Structured figure records:
▬▬▬▬▬▬▬▬▬▬

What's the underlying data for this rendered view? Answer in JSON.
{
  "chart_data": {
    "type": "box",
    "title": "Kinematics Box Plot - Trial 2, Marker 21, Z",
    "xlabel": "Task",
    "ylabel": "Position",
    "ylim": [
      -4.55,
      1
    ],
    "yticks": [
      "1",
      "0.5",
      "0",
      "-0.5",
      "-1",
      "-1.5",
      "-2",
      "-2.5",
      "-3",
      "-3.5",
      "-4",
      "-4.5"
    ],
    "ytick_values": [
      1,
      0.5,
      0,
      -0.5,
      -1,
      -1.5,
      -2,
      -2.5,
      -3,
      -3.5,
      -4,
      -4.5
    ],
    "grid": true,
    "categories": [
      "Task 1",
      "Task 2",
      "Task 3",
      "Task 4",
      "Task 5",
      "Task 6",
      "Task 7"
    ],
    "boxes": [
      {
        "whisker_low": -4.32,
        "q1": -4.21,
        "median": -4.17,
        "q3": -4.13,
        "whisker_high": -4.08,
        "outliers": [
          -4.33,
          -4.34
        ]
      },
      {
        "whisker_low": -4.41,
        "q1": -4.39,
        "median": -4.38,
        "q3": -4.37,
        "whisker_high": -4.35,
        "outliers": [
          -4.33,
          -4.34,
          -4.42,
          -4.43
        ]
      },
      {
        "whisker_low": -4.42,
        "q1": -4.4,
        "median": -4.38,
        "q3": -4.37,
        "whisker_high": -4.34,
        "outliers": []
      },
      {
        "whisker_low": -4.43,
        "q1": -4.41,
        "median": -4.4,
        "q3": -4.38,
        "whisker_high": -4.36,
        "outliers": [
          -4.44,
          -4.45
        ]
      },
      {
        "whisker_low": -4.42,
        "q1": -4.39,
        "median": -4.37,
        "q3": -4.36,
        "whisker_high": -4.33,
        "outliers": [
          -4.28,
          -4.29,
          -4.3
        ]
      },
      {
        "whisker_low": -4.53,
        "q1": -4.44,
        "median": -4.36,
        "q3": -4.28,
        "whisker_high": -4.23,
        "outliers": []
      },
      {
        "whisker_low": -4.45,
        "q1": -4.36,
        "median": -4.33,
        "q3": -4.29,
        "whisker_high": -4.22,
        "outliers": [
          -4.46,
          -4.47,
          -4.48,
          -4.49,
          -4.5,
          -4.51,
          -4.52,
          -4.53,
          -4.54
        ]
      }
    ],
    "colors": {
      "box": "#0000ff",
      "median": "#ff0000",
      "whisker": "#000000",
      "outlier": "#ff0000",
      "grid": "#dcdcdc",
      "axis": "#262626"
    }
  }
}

▬▬▬▬▬▬▬▬▬▬

◆ Brief
Write every record out again, unaltered.

◆ Solution to this exercise
What's the underlying data for this rendered view? Answer in JSON.
{
  "chart_data": {
    "type": "box",
    "title": "Kinematics Box Plot - Trial 2, Marker 21, Z",
    "xlabel": "Task",
    "ylabel": "Position",
    "ylim": [
      -4.55,
      1
    ],
    "yticks": [
      "1",
      "0.5",
      "0",
      "-0.5",
      "-1",
      "-1.5",
      "-2",
      "-2.5",
      "-3",
      "-3.5",
      "-4",
      "-4.5"
    ],
    "ytick_values": [
      1,
      0.5,
      0,
      -0.5,
      -1,
      -1.5,
      -2,
      -2.5,
      -3,
      -3.5,
      -4,
      -4.5
    ],
    "grid": true,
    "categories": [
      "Task 1",
      "Task 2",
      "Task 3",
      "Task 4",
      "Task 5",
      "Task 6",
      "Task 7"
    ],
    "boxes": [
      {
        "whisker_low": -4.32,
        "q1": -4.21,
        "median": -4.17,
        "q3": -4.13,
        "whisker_high": -4.08,
        "outliers": [
          -4.33,
          -4.34
        ]
      },
      {
        "whisker_low": -4.41,
        "q1": -4.39,
        "median": -4.38,
        "q3": -4.37,
        "whisker_high": -4.35,
        "outliers": [
          -4.33,
          -4.34,
          -4.42,
          -4.43
        ]
      },
      {
        "whisker_low": -4.42,
        "q1": -4.4,
        "median": -4.38,
        "q3": -4.37,
        "whisker_high": -4.34,
        "outliers": []
      },
      {
        "whisker_low": -4.43,
        "q1": -4.41,
        "median": -4.4,
        "q3": -4.38,
        "whisker_high": -4.36,
        "outliers": [
          -4.44,
          -4.45
        ]
      },
      {
        "whisker_low": -4.42,
        "q1": -4.39,
        "median": -4.37,
        "q3": -4.36,
        "whisker_high": -4.33,
        "outliers": [
          -4.28,
          -4.29,
          -4.3
        ]
      },
      {
        "whisker_low": -4.53,
        "q1": -4.44,
        "median": -4.36,
        "q3": -4.28,
        "whisker_high": -4.23,
        "outliers": []
      },
      {
        "whisker_low": -4.45,
        "q1": -4.36,
        "median": -4.33,
        "q3": -4.29,
        "whisker_high": -4.22,
        "outliers": [
          -4.46,
          -4.47,
          -4.48,
          -4.49,
          -4.5,
          -4.51,
          -4.52,
          -4.53,
          -4.54
        ]
      }
    ],
    "colors": {
      "box": "#0000ff",
      "median": "#ff0000",
      "whisker": "#000000",
      "outlier": "#ff0000",
      "grid": "#dcdcdc",
      "axis": "#262626"
    }
  }
}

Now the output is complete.